• DO THIS: List each line of the data that holds the string "auto".

[Dataset entries]

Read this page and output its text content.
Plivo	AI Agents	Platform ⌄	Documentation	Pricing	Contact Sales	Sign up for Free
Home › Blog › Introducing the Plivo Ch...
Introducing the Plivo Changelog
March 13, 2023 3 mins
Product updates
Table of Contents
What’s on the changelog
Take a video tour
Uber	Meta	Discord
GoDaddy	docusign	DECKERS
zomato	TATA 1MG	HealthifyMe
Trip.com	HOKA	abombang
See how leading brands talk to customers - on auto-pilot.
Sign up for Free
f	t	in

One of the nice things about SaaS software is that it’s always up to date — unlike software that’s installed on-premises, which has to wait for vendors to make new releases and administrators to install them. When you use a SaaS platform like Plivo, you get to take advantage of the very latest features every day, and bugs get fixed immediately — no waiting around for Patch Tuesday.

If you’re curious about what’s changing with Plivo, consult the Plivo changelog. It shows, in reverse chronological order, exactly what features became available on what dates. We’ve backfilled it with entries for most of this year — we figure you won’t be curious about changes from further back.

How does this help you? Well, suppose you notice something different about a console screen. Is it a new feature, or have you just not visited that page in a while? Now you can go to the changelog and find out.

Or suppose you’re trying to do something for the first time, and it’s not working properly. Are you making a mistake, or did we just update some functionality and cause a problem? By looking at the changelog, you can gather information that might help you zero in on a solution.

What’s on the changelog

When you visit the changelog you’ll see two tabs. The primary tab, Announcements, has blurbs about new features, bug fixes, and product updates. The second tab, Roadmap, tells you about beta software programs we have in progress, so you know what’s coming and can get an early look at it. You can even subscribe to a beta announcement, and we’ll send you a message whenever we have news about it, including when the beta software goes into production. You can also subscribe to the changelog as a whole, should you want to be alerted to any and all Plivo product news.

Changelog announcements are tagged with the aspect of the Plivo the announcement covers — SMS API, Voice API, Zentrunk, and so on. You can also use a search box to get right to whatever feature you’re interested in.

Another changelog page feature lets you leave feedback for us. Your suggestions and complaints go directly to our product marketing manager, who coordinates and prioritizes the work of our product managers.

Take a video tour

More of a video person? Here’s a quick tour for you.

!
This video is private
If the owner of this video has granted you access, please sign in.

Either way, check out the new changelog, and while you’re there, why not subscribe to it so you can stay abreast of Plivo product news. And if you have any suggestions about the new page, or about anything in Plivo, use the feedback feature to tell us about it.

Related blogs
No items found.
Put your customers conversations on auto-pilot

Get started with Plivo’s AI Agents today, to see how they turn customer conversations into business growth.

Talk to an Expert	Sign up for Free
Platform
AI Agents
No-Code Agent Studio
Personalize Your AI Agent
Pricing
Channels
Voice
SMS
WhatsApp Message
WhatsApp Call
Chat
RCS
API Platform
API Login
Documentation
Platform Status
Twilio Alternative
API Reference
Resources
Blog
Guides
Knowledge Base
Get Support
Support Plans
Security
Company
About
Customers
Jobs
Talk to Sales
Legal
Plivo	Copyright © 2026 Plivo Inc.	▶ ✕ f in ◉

• THE RESPONSE:
See how leading brands talk to customers - on auto-pilot.
Put your customers conversations on auto-pilot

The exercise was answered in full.